(Task statement):
Reproduce verbatim every line of the entries below, from the line that contains "status-time: 12:54 (95, 46, 223, 99)" down to the line that contains "exercise-video-thumbnail[interactable] (84, 1194, 366, 1416)", including both of those lines.

(Entries provided):
::::::::::

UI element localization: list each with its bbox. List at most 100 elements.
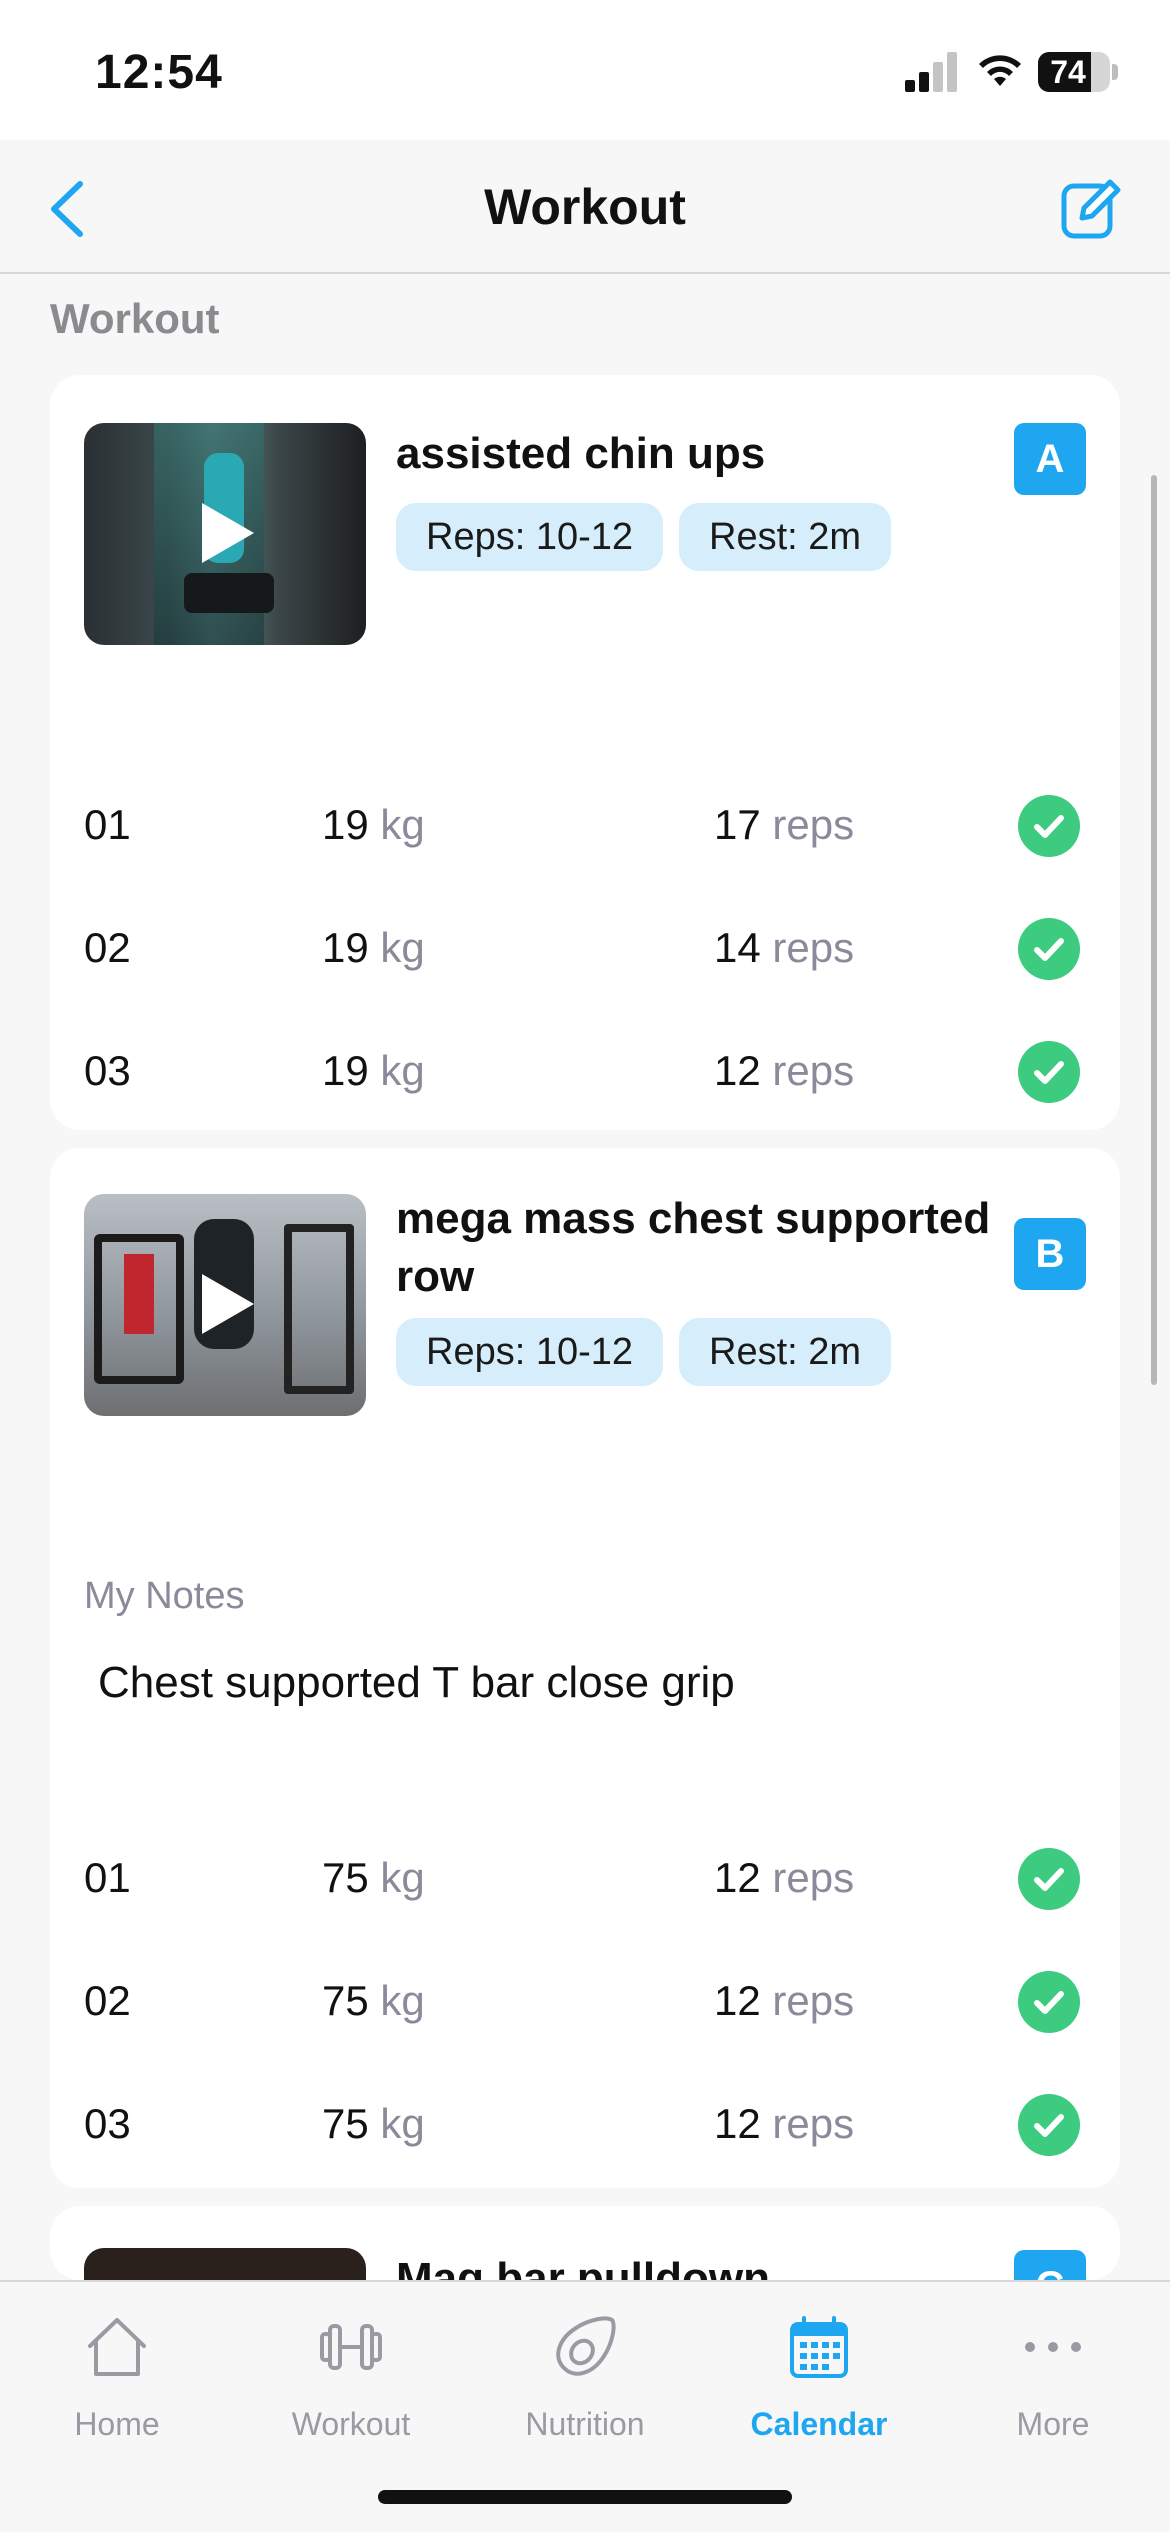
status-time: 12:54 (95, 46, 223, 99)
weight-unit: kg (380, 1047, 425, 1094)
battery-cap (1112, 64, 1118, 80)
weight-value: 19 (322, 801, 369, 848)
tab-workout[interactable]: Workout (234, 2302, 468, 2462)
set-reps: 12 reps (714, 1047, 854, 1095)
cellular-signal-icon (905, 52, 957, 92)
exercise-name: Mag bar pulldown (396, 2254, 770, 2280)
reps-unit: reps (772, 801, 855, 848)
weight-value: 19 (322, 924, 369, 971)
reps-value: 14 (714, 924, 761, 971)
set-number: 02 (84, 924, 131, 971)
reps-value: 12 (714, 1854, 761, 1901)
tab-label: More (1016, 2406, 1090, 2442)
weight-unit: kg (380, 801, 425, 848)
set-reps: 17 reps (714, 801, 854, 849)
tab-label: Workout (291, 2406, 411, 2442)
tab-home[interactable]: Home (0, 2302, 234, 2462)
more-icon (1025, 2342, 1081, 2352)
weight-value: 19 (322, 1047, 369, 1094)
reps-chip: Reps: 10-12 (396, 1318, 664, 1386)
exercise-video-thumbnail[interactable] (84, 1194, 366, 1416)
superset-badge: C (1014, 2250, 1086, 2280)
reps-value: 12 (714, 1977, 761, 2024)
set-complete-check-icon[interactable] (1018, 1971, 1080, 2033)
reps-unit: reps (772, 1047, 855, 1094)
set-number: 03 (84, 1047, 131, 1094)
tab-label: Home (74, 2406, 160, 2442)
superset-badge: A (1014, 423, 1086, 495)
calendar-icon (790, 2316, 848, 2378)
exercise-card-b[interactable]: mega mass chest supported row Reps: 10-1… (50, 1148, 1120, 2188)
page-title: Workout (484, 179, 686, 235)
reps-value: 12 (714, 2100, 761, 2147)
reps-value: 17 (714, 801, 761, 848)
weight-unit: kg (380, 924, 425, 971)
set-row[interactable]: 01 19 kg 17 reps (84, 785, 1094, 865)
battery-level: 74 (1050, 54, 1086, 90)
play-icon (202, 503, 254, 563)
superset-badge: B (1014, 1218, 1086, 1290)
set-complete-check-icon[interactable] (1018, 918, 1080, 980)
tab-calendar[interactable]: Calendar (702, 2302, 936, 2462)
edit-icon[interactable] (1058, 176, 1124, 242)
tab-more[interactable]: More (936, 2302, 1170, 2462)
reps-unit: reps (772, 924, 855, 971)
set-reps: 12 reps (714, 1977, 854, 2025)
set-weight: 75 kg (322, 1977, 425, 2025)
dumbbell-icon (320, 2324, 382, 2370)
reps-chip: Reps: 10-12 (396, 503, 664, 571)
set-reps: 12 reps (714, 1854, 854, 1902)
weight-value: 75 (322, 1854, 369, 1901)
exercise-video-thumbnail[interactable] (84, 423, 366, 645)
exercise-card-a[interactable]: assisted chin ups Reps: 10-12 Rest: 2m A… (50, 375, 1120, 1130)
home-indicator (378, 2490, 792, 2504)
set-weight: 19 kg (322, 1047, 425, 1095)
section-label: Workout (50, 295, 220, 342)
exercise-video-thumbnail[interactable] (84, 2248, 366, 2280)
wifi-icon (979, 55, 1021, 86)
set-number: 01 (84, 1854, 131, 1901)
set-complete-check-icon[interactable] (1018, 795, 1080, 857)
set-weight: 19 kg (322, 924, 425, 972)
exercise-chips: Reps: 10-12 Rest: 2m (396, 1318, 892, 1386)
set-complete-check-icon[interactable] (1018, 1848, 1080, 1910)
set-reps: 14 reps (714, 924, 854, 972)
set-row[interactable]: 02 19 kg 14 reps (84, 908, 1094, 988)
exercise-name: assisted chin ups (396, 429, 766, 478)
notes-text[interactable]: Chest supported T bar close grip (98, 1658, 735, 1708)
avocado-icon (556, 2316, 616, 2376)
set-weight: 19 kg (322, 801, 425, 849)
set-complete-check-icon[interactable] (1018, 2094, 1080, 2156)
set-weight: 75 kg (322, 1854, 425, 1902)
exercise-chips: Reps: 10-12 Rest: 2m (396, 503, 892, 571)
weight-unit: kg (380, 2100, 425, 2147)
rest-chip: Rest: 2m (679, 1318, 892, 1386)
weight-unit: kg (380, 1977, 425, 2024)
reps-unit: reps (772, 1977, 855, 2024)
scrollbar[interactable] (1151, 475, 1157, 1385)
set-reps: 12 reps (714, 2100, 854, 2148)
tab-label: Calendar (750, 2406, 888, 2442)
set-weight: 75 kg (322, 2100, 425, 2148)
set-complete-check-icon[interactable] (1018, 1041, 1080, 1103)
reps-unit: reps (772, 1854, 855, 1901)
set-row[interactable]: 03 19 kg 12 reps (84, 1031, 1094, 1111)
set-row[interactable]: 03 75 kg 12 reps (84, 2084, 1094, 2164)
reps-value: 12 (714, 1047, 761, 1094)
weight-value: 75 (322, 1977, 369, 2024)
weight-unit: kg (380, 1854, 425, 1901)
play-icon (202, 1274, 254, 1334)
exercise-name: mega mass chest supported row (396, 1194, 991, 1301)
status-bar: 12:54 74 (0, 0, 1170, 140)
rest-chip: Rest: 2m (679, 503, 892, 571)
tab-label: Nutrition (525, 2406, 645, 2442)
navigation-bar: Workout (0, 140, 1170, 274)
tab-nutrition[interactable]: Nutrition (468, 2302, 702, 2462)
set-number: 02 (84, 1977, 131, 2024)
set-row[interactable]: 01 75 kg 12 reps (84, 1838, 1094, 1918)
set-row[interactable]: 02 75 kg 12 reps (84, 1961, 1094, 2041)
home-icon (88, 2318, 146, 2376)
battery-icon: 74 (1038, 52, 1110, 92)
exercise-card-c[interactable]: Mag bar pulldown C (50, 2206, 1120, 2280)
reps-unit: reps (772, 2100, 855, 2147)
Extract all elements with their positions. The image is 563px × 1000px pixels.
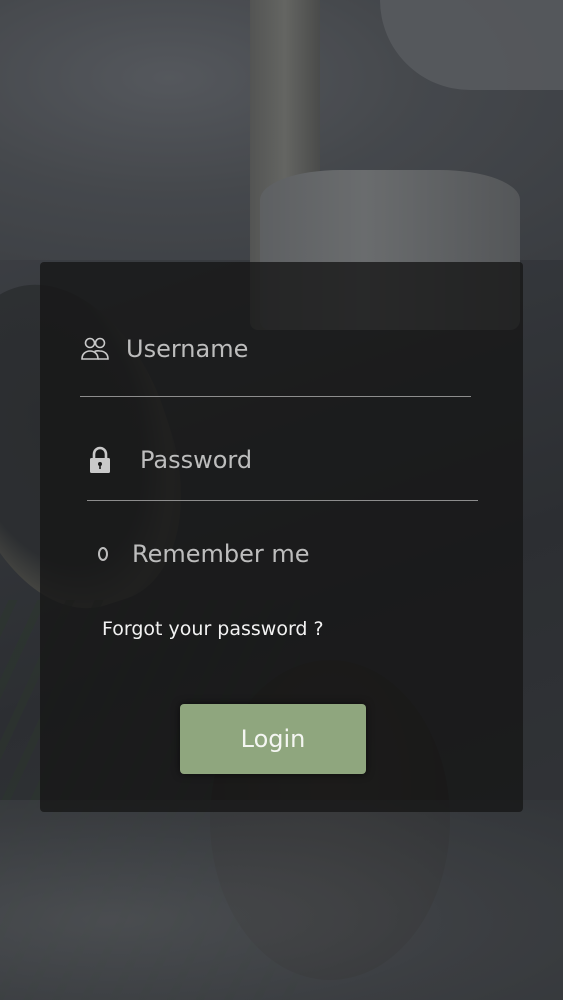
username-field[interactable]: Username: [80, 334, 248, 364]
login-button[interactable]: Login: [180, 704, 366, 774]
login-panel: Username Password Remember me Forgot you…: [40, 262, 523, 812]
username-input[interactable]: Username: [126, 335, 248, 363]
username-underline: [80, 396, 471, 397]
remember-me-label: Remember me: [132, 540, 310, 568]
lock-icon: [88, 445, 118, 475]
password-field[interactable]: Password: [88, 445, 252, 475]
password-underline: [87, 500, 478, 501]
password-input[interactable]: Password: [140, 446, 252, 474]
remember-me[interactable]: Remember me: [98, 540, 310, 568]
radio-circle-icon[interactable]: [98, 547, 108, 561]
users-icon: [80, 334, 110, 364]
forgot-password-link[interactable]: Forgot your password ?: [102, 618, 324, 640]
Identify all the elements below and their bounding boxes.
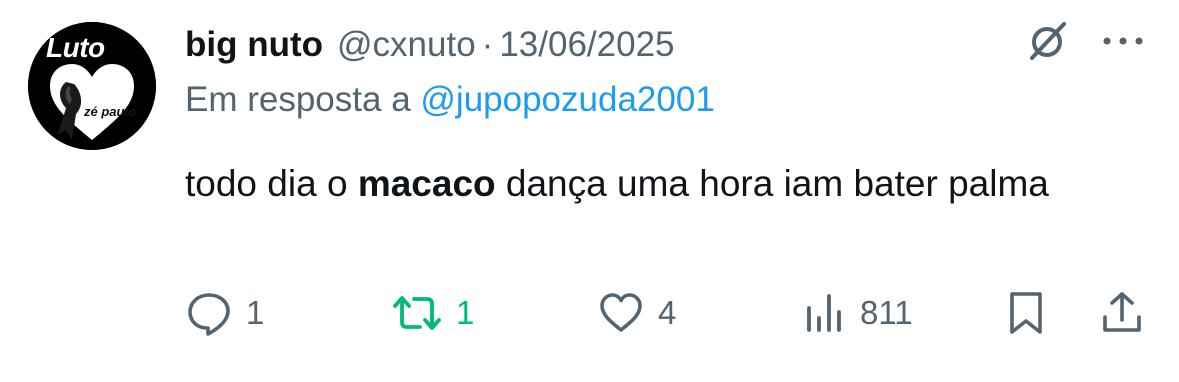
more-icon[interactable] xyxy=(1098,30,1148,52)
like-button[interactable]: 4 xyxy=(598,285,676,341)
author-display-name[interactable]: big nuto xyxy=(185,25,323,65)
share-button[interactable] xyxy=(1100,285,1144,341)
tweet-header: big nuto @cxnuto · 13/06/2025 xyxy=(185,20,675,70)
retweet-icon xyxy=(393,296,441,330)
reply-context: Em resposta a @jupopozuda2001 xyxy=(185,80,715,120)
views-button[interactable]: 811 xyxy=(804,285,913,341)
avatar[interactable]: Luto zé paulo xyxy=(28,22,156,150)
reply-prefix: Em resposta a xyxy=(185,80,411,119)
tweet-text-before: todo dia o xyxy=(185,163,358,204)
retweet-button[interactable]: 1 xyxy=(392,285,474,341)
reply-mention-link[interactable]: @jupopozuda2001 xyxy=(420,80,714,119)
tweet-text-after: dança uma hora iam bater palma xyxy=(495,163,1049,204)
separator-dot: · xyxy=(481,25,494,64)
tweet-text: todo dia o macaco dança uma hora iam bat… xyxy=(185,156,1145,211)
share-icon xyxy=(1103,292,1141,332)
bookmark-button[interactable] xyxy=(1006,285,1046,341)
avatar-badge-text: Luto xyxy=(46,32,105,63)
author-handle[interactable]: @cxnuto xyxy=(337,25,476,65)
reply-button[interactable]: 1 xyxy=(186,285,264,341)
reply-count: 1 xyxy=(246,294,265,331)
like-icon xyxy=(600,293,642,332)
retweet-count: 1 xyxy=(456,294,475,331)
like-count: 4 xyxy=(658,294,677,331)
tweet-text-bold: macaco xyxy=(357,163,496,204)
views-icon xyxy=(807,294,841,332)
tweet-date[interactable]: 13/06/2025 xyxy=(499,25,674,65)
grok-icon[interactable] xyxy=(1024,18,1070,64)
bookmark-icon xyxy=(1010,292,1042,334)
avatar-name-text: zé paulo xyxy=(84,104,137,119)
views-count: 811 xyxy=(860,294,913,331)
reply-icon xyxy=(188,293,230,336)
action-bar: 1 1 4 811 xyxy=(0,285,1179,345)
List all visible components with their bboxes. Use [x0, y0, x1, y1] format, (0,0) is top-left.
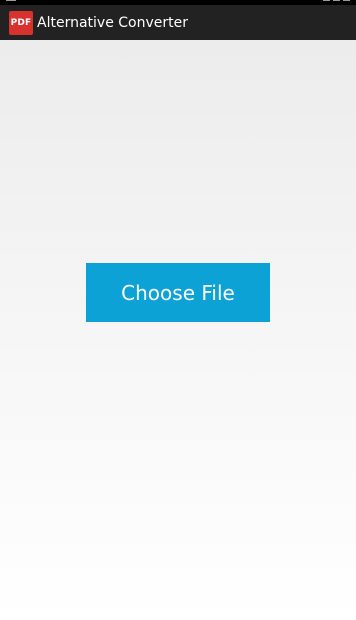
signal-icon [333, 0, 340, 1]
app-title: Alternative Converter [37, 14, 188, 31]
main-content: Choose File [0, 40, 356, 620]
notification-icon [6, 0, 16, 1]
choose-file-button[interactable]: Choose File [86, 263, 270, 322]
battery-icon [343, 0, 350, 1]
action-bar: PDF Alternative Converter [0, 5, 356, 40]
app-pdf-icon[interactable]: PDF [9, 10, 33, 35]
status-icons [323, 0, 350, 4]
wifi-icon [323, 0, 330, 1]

::::::::::

(Complete output):
status-time: 12:54 (95, 46, 223, 99)
weight-unit: kg (380, 1047, 425, 1094)
battery-cap (1112, 64, 1118, 80)
weight-value: 19 (322, 801, 369, 848)
tab-workout[interactable]: Workout (234, 2302, 468, 2462)
set-reps: 12 reps (714, 1047, 854, 1095)
cellular-signal-icon (905, 52, 957, 92)
exercise-name: Mag bar pulldown (396, 2254, 770, 2280)
reps-unit: reps (772, 801, 855, 848)
weight-value: 19 (322, 924, 369, 971)
reps-value: 14 (714, 924, 761, 971)
set-number: 02 (84, 924, 131, 971)
reps-value: 12 (714, 1854, 761, 1901)
tab-label: More (1016, 2406, 1090, 2442)
weight-unit: kg (380, 801, 425, 848)
set-reps: 17 reps (714, 801, 854, 849)
tab-label: Workout (291, 2406, 411, 2442)
tab-home[interactable]: Home (0, 2302, 234, 2462)
more-icon (1025, 2342, 1081, 2352)
weight-value: 19 (322, 1047, 369, 1094)
reps-chip: Reps: 10-12 (396, 1318, 664, 1386)
exercise-video-thumbnail[interactable] (84, 1194, 366, 1416)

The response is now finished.